[Data tied to figure images]
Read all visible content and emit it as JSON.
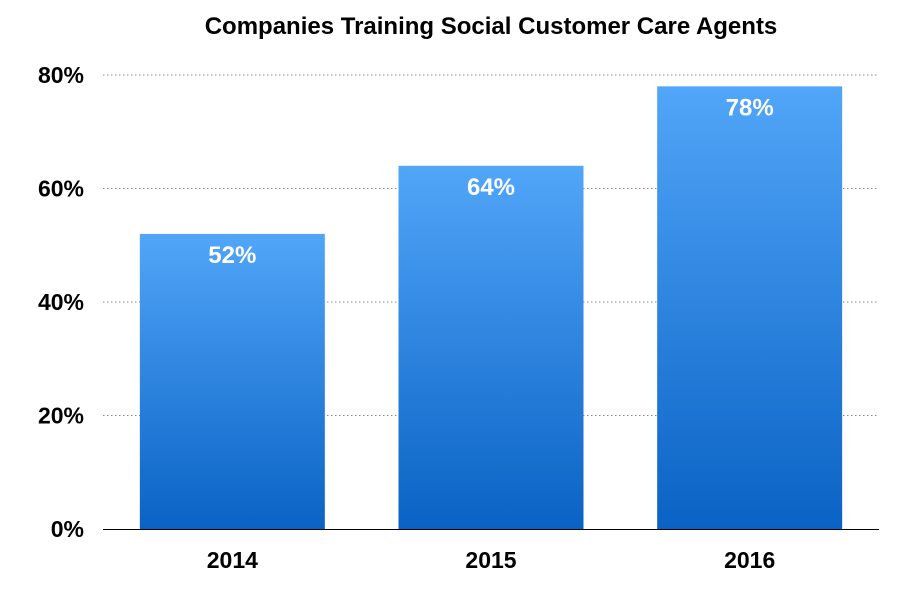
{
  "chart_data": {
    "type": "bar",
    "title": "Companies Training Social Customer Care Agents",
    "xlabel": "",
    "ylabel": "",
    "categories": [
      "2014",
      "2015",
      "2016"
    ],
    "values": [
      52,
      64,
      78
    ],
    "value_labels": [
      "52%",
      "64%",
      "78%"
    ],
    "ylim": [
      0,
      80
    ],
    "yticks": [
      0,
      20,
      40,
      60,
      80
    ],
    "ytick_labels": [
      "0%",
      "20%",
      "40%",
      "60%",
      "80%"
    ],
    "grid": true,
    "legend": false,
    "colors": {
      "bar_top": "#51a6f8",
      "bar_bottom": "#0a62c4",
      "bar_label": "#ffffff",
      "grid": "#8a8a8a"
    }
  }
}
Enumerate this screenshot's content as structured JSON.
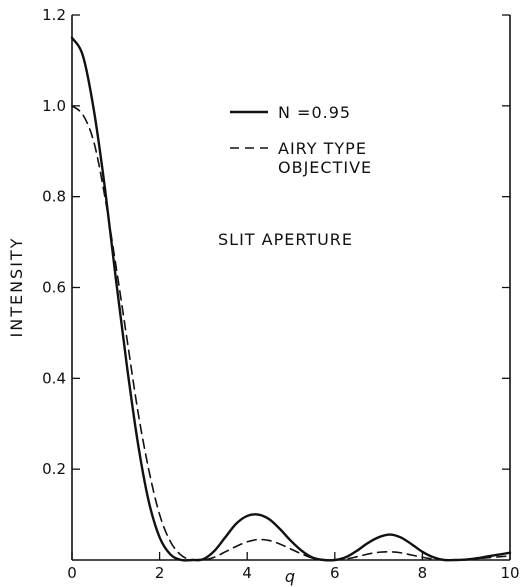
{
  "chart_data": {
    "type": "line",
    "xlabel": "q",
    "ylabel": "INTENSITY",
    "xlim": [
      0,
      10
    ],
    "ylim": [
      0,
      1.2
    ],
    "x_ticks": [
      0,
      2,
      4,
      6,
      8,
      10
    ],
    "y_ticks": [
      0.2,
      0.4,
      0.6,
      0.8,
      1.0,
      1.2
    ],
    "y_tick_labels": [
      "0.2",
      "0.4",
      "0.6",
      "0.8",
      "1.0",
      "1.2"
    ],
    "grid": false,
    "legend_position": "top-right",
    "annotation": "SLIT APERTURE",
    "series": [
      {
        "name": "N =0.95",
        "style": "solid",
        "color": "#111111",
        "x": [
          0,
          0.25,
          0.5,
          0.75,
          1.0,
          1.25,
          1.5,
          1.75,
          2.0,
          2.25,
          2.5,
          2.75,
          3.0,
          3.25,
          3.5,
          3.75,
          4.0,
          4.25,
          4.5,
          4.75,
          5.0,
          5.25,
          5.5,
          5.75,
          6.0,
          6.25,
          6.5,
          6.75,
          7.0,
          7.25,
          7.5,
          7.75,
          8.0,
          8.25,
          8.5,
          8.75,
          9.0,
          9.25,
          9.5,
          9.75,
          10.0
        ],
        "y": [
          1.15,
          1.11,
          0.99,
          0.82,
          0.62,
          0.43,
          0.26,
          0.13,
          0.05,
          0.012,
          0.0,
          0.0,
          0.002,
          0.02,
          0.05,
          0.08,
          0.097,
          0.1,
          0.09,
          0.068,
          0.042,
          0.02,
          0.005,
          0.0,
          0.0,
          0.006,
          0.02,
          0.037,
          0.05,
          0.056,
          0.05,
          0.035,
          0.018,
          0.006,
          0.0,
          0.0,
          0.001,
          0.004,
          0.008,
          0.012,
          0.016
        ]
      },
      {
        "name": "AIRY TYPE OBJECTIVE",
        "style": "dashed",
        "color": "#111111",
        "x": [
          0,
          0.25,
          0.5,
          0.75,
          1.0,
          1.25,
          1.5,
          1.75,
          2.0,
          2.25,
          2.5,
          2.75,
          3.0,
          3.25,
          3.5,
          3.75,
          4.0,
          4.25,
          4.5,
          4.75,
          5.0,
          5.25,
          5.5,
          5.75,
          6.0,
          6.25,
          6.5,
          6.75,
          7.0,
          7.25,
          7.5,
          7.75,
          8.0,
          8.25,
          8.5,
          8.75,
          9.0,
          9.25,
          9.5,
          9.75,
          10.0
        ],
        "y": [
          1.0,
          0.98,
          0.92,
          0.8,
          0.65,
          0.49,
          0.33,
          0.2,
          0.1,
          0.04,
          0.01,
          0.0,
          0.0,
          0.006,
          0.018,
          0.03,
          0.04,
          0.045,
          0.043,
          0.035,
          0.024,
          0.013,
          0.004,
          0.0,
          0.0,
          0.002,
          0.007,
          0.013,
          0.017,
          0.018,
          0.016,
          0.011,
          0.006,
          0.002,
          0.0,
          0.0,
          0.001,
          0.003,
          0.005,
          0.007,
          0.009
        ]
      }
    ]
  }
}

→ **Exercise description**: Set the pictures aside and transcribe the data above exactly.

→ **Answer**:
Read all visible content and emit it as JSON.
{
  "chart_data": {
    "type": "bar",
    "title": "Companies Training Social Customer Care Agents",
    "xlabel": "",
    "ylabel": "",
    "categories": [
      "2014",
      "2015",
      "2016"
    ],
    "values": [
      52,
      64,
      78
    ],
    "value_labels": [
      "52%",
      "64%",
      "78%"
    ],
    "ylim": [
      0,
      80
    ],
    "yticks": [
      0,
      20,
      40,
      60,
      80
    ],
    "ytick_labels": [
      "0%",
      "20%",
      "40%",
      "60%",
      "80%"
    ],
    "grid": true,
    "legend": false,
    "colors": {
      "bar_top": "#51a6f8",
      "bar_bottom": "#0a62c4",
      "bar_label": "#ffffff",
      "grid": "#8a8a8a"
    }
  }
}
Enumerate this screenshot's content as structured JSON.
{
  "chart_data": {
    "type": "line",
    "xlabel": "q",
    "ylabel": "INTENSITY",
    "xlim": [
      0,
      10
    ],
    "ylim": [
      0,
      1.2
    ],
    "x_ticks": [
      0,
      2,
      4,
      6,
      8,
      10
    ],
    "y_ticks": [
      0.2,
      0.4,
      0.6,
      0.8,
      1.0,
      1.2
    ],
    "y_tick_labels": [
      "0.2",
      "0.4",
      "0.6",
      "0.8",
      "1.0",
      "1.2"
    ],
    "grid": false,
    "legend_position": "top-right",
    "annotation": "SLIT APERTURE",
    "series": [
      {
        "name": "N =0.95",
        "style": "solid",
        "color": "#111111",
        "x": [
          0,
          0.25,
          0.5,
          0.75,
          1.0,
          1.25,
          1.5,
          1.75,
          2.0,
          2.25,
          2.5,
          2.75,
          3.0,
          3.25,
          3.5,
          3.75,
          4.0,
          4.25,
          4.5,
          4.75,
          5.0,
          5.25,
          5.5,
          5.75,
          6.0,
          6.25,
          6.5,
          6.75,
          7.0,
          7.25,
          7.5,
          7.75,
          8.0,
          8.25,
          8.5,
          8.75,
          9.0,
          9.25,
          9.5,
          9.75,
          10.0
        ],
        "y": [
          1.15,
          1.11,
          0.99,
          0.82,
          0.62,
          0.43,
          0.26,
          0.13,
          0.05,
          0.012,
          0.0,
          0.0,
          0.002,
          0.02,
          0.05,
          0.08,
          0.097,
          0.1,
          0.09,
          0.068,
          0.042,
          0.02,
          0.005,
          0.0,
          0.0,
          0.006,
          0.02,
          0.037,
          0.05,
          0.056,
          0.05,
          0.035,
          0.018,
          0.006,
          0.0,
          0.0,
          0.001,
          0.004,
          0.008,
          0.012,
          0.016
        ]
      },
      {
        "name": "AIRY TYPE OBJECTIVE",
        "style": "dashed",
        "color": "#111111",
        "x": [
          0,
          0.25,
          0.5,
          0.75,
          1.0,
          1.25,
          1.5,
          1.75,
          2.0,
          2.25,
          2.5,
          2.75,
          3.0,
          3.25,
          3.5,
          3.75,
          4.0,
          4.25,
          4.5,
          4.75,
          5.0,
          5.25,
          5.5,
          5.75,
          6.0,
          6.25,
          6.5,
          6.75,
          7.0,
          7.25,
          7.5,
          7.75,
          8.0,
          8.25,
          8.5,
          8.75,
          9.0,
          9.25,
          9.5,
          9.75,
          10.0
        ],
        "y": [
          1.0,
          0.98,
          0.92,
          0.8,
          0.65,
          0.49,
          0.33,
          0.2,
          0.1,
          0.04,
          0.01,
          0.0,
          0.0,
          0.006,
          0.018,
          0.03,
          0.04,
          0.045,
          0.043,
          0.035,
          0.024,
          0.013,
          0.004,
          0.0,
          0.0,
          0.002,
          0.007,
          0.013,
          0.017,
          0.018,
          0.016,
          0.011,
          0.006,
          0.002,
          0.0,
          0.0,
          0.001,
          0.003,
          0.005,
          0.007,
          0.009
        ]
      }
    ]
  }
}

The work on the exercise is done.